_Short task_
In the data below, find each line containing the string "farm" and return it.

** start Given data **

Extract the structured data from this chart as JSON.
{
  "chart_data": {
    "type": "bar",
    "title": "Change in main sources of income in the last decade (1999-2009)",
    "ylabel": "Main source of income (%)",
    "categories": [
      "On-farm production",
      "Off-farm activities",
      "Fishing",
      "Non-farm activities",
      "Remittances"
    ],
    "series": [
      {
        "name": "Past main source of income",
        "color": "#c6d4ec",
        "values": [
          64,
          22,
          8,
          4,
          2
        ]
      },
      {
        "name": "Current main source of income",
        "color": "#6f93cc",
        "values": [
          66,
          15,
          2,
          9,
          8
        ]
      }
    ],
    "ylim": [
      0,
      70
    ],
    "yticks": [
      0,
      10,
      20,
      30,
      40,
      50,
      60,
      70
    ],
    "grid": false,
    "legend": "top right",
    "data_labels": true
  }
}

** end Given data **

_Correct response_
      "On-farm production",
      "Off-farm activities",
      "Non-farm activities",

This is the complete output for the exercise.